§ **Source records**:

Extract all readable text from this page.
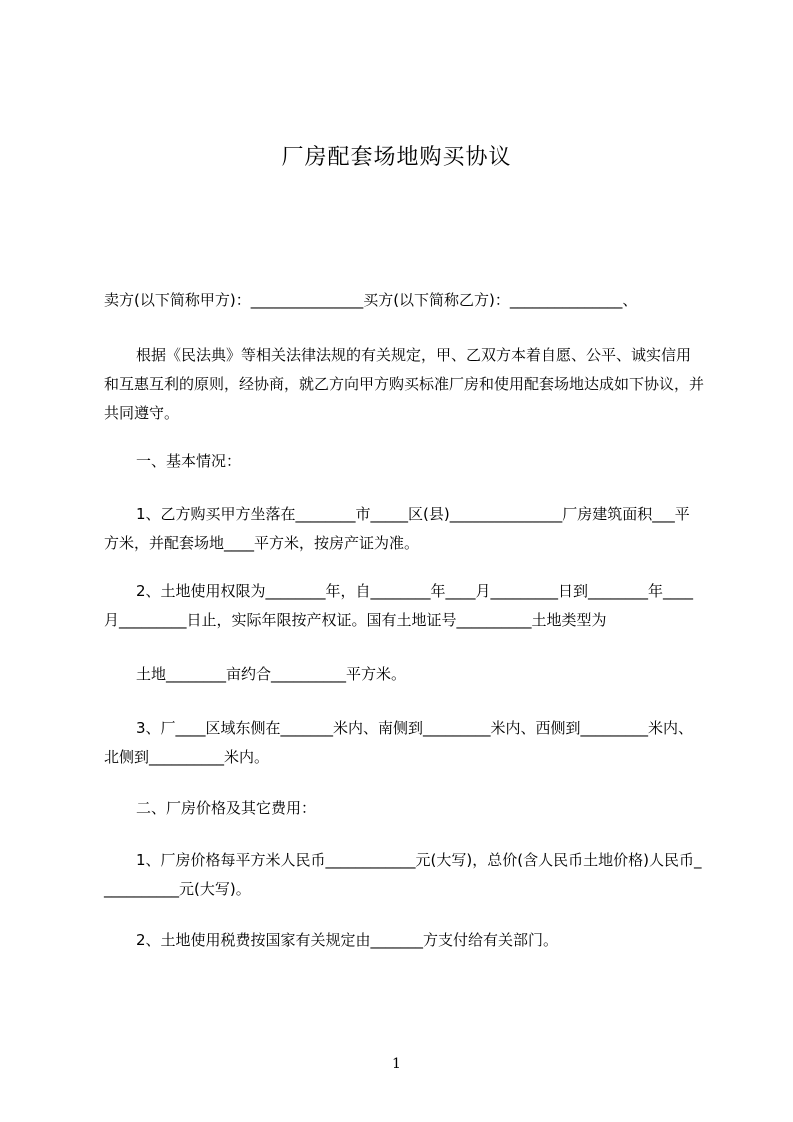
厂房配套场地购买协议

卖方(以下简称甲方)：_______________买方(以下简称乙方)：_______________、

根据《民法典》等相关法律法规的有关规定，甲、乙双方本着自愿、公平、诚实信用和互惠互利的原则，经协商，就乙方向甲方购买标准厂房和使用配套场地达成如下协议，并共同遵守。

一、基本情况：

1、乙方购买甲方坐落在________市_____区(县)_______________厂房建筑面积___平方米，并配套场地____平方米，按房产证为准。

2、土地使用权限为________年，自________年____月_________日到________年____月_________日止，实际年限按产权证。国有土地证号__________土地类型为

土地________亩约合__________平方米。

3、厂____区域东侧在_______米内、南侧到_________米内、西侧到_________米内、北侧到__________米内。

二、厂房价格及其它费用：

1、厂房价格每平方米人民币____________元(大写)，总价(含人民币土地价格)人民币___________元(大写)。

2、土地使用税费按国家有关规定由_______方支付给有关部门。

1
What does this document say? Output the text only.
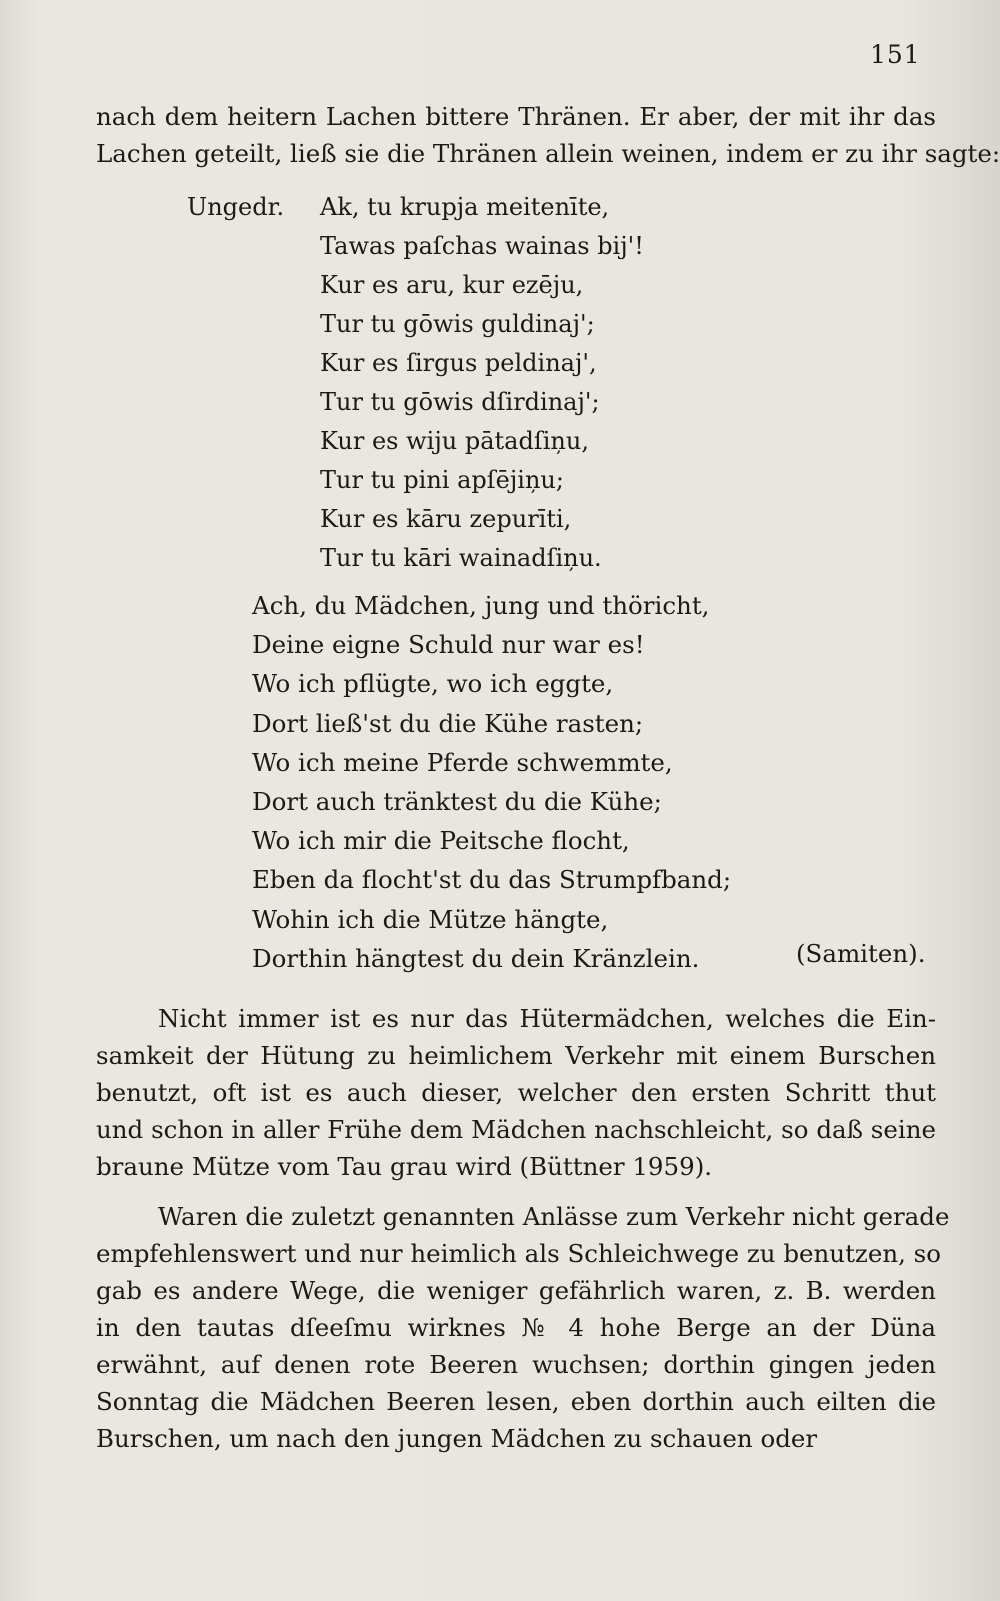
151
nach dem heitern Lachen bittere Thränen. Er aber, der mit ihr das
Lachen geteilt, ließ sie die Thränen allein weinen, indem er zu ihr sagte:
Ungedr. Ak, tu krupja meitenīte,
Tawas paſchas wainas bij'!
Kur es aru, kur ezēju,
Tur tu gōwis guldinaj';
Kur es ſirgus peldinaj',
Tur tu gōwis dſirdinaj';
Kur es wiju pātadſiņu,
Tur tu pini apſējiņu;
Kur es kāru zepurīti,
Tur tu kāri wainadſiņu.
Ach, du Mädchen, jung und thöricht,
Deine eigne Schuld nur war es!
Wo ich pflügte, wo ich eggte,
Dort ließ'st du die Kühe rasten;
Wo ich meine Pferde schwemmte,
Dort auch tränktest du die Kühe;
Wo ich mir die Peitsche flocht,
Eben da flocht'st du das Strumpfband;
Wohin ich die Mütze hängte,
Dorthin hängtest du dein Kränzlein.	(Samiten).
Nicht immer ist es nur das Hütermädchen, welches die Ein-
samkeit der Hütung zu heimlichem Verkehr mit einem Burschen
benutzt, oft ist es auch dieser, welcher den ersten Schritt thut
und schon in aller Frühe dem Mädchen nachschleicht, so daß seine
braune Mütze vom Tau grau wird (Büttner 1959).
Waren die zuletzt genannten Anlässe zum Verkehr nicht gerade
empfehlenswert und nur heimlich als Schleichwege zu benutzen, so
gab es andere Wege, die weniger gefährlich waren, z. B. werden
in den tautas dſeeſmu wirknes № 4 hohe Berge an der Düna
erwähnt, auf denen rote Beeren wuchsen; dorthin gingen jeden
Sonntag die Mädchen Beeren lesen, eben dorthin auch eilten die
Burschen, um nach den jungen Mädchen zu schauen oder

§ **DO THIS**:
Every line holding "Beeren" should be copied out.

§ **RESULT OF THE EXERCISE**:
erwähnt, auf denen rote Beeren wuchsen; dorthin gingen jeden
Sonntag die Mädchen Beeren lesen, eben dorthin auch eilten die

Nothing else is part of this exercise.